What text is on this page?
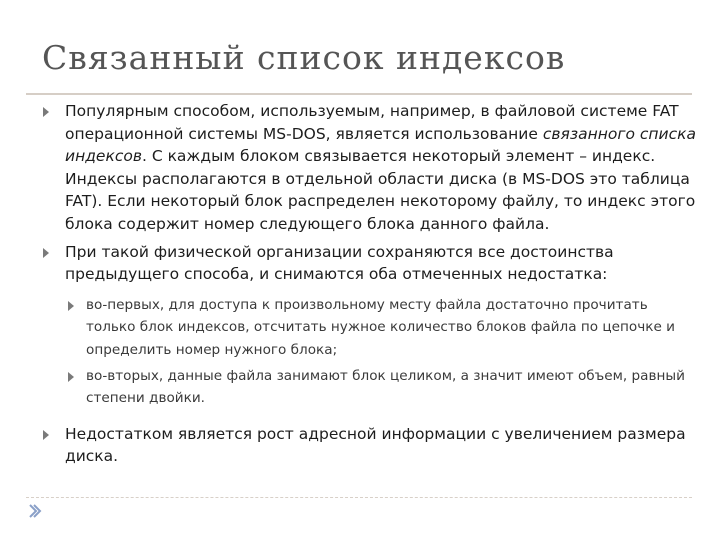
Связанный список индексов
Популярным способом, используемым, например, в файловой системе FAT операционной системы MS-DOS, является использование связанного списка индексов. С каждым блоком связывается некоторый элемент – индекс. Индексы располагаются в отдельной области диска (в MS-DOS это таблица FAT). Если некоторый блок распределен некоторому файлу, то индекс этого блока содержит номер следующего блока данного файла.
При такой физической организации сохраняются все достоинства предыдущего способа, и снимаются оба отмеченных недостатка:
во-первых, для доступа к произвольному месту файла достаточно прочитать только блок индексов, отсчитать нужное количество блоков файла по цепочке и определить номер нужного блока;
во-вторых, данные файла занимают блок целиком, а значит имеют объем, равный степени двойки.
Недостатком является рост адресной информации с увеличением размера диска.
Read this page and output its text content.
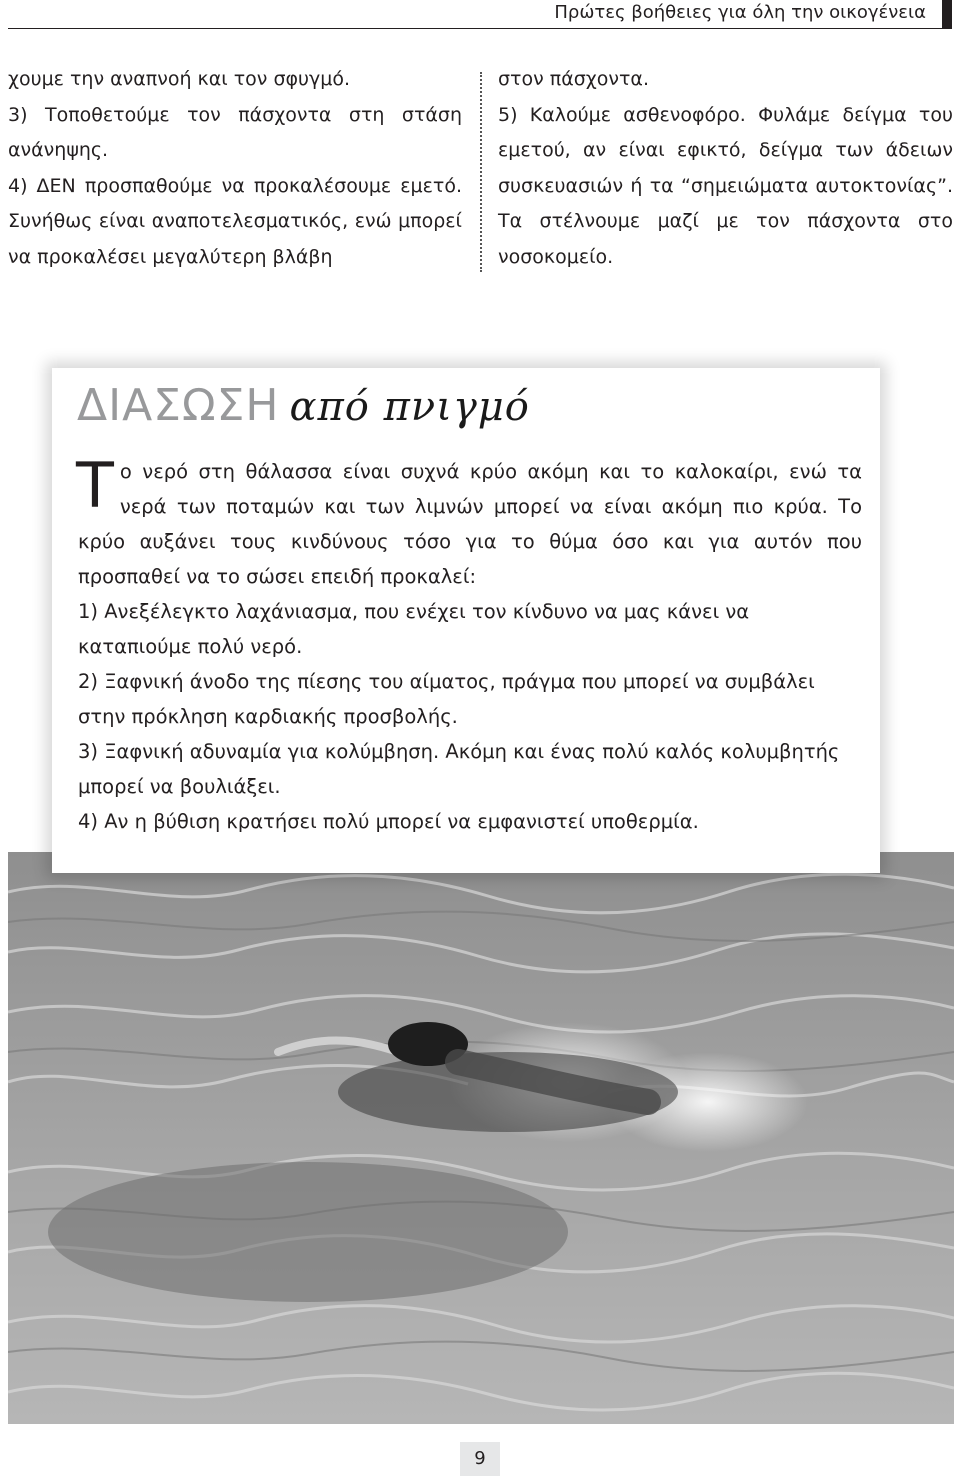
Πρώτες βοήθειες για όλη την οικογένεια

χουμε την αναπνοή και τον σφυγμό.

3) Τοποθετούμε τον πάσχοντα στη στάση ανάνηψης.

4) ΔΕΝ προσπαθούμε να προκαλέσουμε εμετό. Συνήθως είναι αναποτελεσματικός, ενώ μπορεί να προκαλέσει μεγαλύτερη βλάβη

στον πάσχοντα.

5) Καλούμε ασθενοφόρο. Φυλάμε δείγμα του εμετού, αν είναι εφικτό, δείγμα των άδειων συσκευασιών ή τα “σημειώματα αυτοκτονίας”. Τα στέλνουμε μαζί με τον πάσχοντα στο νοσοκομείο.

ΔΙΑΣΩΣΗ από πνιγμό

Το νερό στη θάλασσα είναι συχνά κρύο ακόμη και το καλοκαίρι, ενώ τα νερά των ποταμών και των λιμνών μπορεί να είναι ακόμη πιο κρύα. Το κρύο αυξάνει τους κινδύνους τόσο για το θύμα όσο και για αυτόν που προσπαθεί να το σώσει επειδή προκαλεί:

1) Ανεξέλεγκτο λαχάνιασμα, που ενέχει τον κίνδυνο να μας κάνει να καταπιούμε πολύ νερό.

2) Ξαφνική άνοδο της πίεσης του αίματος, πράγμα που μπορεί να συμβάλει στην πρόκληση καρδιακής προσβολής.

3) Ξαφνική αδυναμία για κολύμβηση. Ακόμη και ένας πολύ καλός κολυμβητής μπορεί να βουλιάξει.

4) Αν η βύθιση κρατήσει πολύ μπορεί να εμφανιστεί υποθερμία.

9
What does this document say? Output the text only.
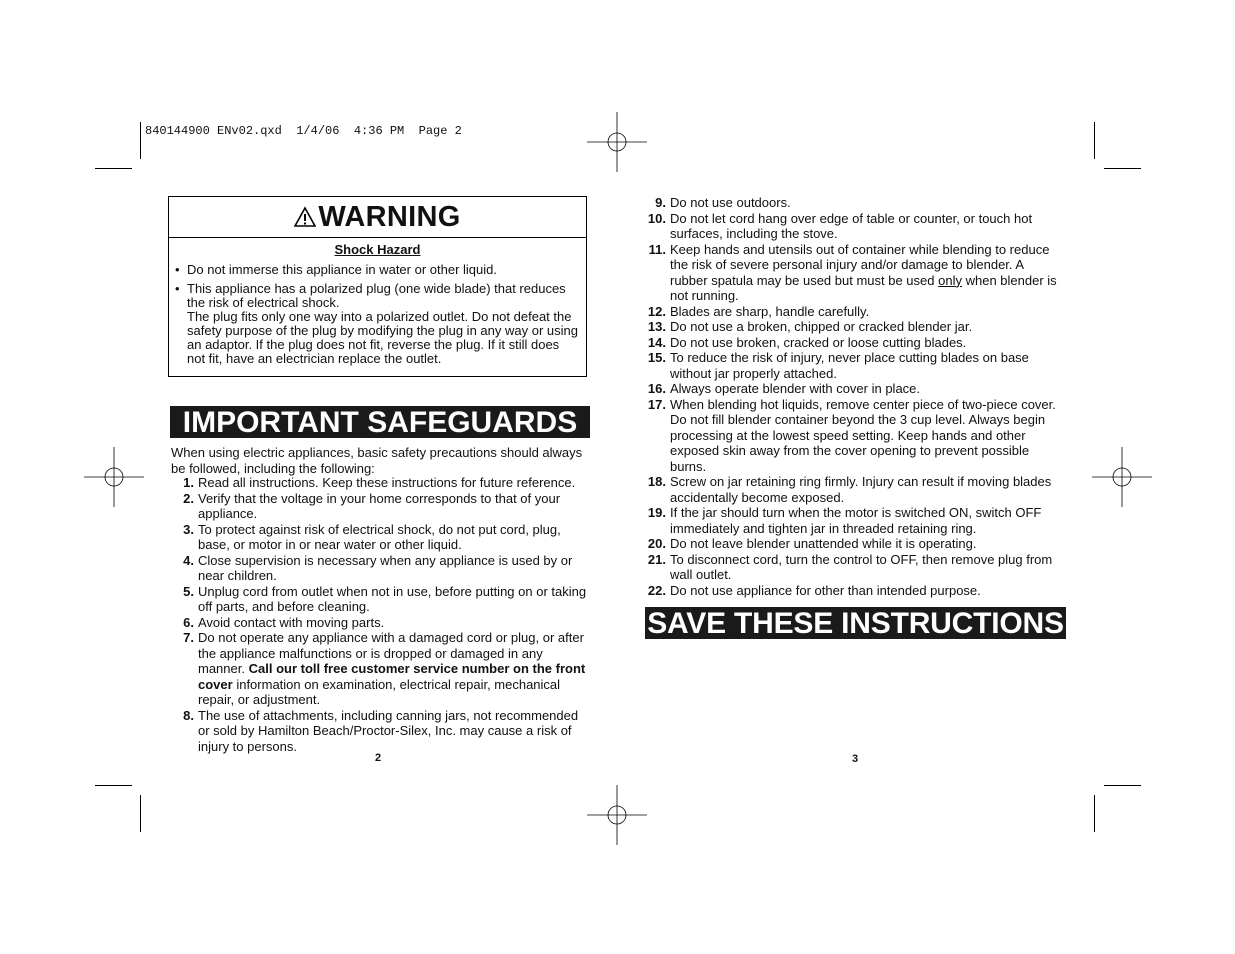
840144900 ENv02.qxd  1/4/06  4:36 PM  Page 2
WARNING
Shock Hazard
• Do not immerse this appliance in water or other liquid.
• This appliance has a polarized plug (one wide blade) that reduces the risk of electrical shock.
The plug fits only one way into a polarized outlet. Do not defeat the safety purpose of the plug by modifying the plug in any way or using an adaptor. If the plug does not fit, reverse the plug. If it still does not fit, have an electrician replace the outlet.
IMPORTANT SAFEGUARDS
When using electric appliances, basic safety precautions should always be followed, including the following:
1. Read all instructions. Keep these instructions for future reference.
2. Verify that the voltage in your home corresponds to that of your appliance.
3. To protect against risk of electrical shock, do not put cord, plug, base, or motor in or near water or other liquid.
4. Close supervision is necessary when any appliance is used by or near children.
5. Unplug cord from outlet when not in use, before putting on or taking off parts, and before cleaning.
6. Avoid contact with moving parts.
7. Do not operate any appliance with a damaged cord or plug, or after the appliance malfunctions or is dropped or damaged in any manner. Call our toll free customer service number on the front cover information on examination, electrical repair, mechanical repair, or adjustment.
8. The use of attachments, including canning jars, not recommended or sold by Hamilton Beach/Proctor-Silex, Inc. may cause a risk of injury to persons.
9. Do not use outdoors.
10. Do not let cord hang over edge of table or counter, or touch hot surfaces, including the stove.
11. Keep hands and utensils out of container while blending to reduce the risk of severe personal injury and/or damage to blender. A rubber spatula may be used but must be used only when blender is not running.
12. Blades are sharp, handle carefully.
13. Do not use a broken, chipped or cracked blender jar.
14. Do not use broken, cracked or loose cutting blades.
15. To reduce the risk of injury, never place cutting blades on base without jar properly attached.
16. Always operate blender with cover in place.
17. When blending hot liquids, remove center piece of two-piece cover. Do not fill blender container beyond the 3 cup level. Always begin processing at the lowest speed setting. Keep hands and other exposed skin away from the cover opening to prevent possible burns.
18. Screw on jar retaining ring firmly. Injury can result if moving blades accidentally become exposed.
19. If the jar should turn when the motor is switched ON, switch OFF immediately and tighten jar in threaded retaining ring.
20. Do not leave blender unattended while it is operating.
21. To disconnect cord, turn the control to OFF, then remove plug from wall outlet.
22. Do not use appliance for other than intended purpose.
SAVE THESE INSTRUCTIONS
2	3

Written problem: Take each line containing the string "πάσχοντα" and copy it out.

Full response:
3) Τοποθετούμε τον πάσχοντα στη στάση ανάνηψης.
στον πάσχοντα.
5) Καλούμε ασθενοφόρο. Φυλάμε δείγμα του εμετού, αν είναι εφικτό, δείγμα των άδειων συσκευασιών ή τα “σημειώματα αυτοκτονίας”. Τα στέλνουμε μαζί με τον πάσχοντα στο νοσοκομείο.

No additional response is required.